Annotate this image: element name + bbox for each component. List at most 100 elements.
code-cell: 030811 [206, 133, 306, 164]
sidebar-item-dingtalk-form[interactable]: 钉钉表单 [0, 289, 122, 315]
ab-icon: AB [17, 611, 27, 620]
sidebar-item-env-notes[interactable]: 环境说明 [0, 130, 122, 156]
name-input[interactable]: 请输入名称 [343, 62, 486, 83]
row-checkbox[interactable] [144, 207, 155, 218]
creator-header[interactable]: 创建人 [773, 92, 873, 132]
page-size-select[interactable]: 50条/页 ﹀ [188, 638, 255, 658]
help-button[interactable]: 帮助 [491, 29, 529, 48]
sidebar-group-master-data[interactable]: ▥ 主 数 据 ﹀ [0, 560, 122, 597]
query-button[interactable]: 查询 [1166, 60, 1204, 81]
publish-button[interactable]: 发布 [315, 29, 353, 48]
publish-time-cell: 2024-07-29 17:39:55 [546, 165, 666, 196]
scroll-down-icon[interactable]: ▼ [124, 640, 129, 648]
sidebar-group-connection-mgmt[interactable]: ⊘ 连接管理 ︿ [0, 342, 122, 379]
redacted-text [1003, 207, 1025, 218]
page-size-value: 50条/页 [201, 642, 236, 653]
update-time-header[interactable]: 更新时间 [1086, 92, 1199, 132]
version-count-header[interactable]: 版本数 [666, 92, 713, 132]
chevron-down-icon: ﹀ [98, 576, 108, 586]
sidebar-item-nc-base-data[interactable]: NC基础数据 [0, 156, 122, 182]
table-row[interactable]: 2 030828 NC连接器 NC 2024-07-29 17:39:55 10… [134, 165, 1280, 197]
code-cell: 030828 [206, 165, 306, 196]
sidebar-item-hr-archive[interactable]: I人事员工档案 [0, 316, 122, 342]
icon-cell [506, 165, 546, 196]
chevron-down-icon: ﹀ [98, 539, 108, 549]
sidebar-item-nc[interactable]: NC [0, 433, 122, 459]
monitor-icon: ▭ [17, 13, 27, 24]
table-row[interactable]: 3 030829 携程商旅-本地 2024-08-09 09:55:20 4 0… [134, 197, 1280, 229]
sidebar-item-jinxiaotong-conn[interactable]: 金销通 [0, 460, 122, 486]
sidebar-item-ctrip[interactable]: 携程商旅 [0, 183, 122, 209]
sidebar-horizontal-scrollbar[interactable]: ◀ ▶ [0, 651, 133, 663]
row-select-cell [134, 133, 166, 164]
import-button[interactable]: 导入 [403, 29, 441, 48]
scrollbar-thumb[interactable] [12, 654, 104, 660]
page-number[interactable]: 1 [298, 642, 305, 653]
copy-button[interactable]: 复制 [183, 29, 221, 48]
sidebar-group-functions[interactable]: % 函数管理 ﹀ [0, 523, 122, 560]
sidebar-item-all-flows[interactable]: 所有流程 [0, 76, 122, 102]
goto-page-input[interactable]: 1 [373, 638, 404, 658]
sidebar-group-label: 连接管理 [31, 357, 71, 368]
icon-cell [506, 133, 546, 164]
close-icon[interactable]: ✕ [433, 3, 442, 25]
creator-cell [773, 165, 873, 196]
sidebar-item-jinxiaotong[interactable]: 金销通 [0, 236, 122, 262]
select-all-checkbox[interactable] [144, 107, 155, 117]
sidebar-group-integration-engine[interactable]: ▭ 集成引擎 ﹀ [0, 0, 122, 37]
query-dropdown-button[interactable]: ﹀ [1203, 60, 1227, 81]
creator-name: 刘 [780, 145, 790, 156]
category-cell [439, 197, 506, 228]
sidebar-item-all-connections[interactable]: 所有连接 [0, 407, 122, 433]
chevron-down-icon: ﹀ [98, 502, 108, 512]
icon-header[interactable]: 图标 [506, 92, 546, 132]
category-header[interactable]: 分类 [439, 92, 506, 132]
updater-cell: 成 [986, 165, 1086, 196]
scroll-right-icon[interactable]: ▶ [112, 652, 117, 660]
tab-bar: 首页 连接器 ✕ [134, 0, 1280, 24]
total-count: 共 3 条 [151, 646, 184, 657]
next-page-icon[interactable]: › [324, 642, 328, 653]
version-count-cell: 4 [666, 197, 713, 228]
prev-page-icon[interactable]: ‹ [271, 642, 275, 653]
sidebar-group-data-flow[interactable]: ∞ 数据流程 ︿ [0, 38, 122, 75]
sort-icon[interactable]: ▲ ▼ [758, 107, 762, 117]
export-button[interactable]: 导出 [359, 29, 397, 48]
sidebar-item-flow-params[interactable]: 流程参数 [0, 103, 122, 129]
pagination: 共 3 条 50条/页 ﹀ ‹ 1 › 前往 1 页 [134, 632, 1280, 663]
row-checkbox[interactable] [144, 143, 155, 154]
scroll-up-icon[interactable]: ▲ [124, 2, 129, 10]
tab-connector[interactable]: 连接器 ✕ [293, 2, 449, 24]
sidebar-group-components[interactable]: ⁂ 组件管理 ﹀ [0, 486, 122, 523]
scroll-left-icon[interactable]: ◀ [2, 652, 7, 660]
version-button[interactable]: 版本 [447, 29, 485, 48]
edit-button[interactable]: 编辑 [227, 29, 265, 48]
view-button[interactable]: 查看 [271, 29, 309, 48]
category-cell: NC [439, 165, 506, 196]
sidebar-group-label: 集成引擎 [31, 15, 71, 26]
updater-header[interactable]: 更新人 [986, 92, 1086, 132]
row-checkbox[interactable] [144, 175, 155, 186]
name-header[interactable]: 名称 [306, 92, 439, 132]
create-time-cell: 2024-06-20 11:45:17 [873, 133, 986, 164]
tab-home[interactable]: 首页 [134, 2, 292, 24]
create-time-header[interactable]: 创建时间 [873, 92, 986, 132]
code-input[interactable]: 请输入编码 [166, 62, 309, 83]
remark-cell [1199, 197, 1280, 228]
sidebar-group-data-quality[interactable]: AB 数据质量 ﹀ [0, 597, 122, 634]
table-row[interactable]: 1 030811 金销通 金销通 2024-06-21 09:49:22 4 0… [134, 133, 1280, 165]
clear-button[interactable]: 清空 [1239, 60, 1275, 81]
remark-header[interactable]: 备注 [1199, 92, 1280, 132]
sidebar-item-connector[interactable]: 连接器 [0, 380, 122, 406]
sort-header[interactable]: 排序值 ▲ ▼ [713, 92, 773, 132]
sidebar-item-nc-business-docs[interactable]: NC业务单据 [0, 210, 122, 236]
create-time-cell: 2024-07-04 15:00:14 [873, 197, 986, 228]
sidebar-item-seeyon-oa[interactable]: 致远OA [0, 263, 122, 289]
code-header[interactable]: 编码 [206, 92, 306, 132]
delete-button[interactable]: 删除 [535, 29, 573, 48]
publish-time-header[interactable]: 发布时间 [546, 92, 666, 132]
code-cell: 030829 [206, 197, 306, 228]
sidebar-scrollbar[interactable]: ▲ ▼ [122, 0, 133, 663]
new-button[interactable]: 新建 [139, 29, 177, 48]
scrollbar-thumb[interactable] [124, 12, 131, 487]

● **TASK REQUIREMENTS**
Please take the data from its first line through the line with "156, 122, 182]", substitute "clickable" for "interactable" everywhere, and write those lines out again with nothing else changed.

● **ANSWER BELOW**
Annotate this image: element name + bbox for each component. List at most 100 elements.
code-cell: 030811 [206, 133, 306, 164]
sidebar-item-dingtalk-form[clickable]: 钉钉表单 [0, 289, 122, 315]
ab-icon: AB [17, 611, 27, 620]
sidebar-item-env-notes[clickable]: 环境说明 [0, 130, 122, 156]
name-input[clickable]: 请输入名称 [343, 62, 486, 83]
row-checkbox[clickable] [144, 207, 155, 218]
creator-header[clickable]: 创建人 [773, 92, 873, 132]
page-size-select[clickable]: 50条/页 ﹀ [188, 638, 255, 658]
help-button[clickable]: 帮助 [491, 29, 529, 48]
sidebar-group-master-data[clickable]: ▥ 主 数 据 ﹀ [0, 560, 122, 597]
query-button[clickable]: 查询 [1166, 60, 1204, 81]
publish-button[clickable]: 发布 [315, 29, 353, 48]
publish-time-cell: 2024-07-29 17:39:55 [546, 165, 666, 196]
scroll-down-icon[clickable]: ▼ [124, 640, 129, 648]
sidebar-group-connection-mgmt[clickable]: ⊘ 连接管理 ︿ [0, 342, 122, 379]
redacted-text [1003, 207, 1025, 218]
page-size-value: 50条/页 [201, 642, 236, 653]
update-time-header[clickable]: 更新时间 [1086, 92, 1199, 132]
version-count-header[clickable]: 版本数 [666, 92, 713, 132]
chevron-down-icon: ﹀ [98, 576, 108, 586]
sidebar-item-nc-base-data[clickable]: NC基础数据 [0, 156, 122, 182]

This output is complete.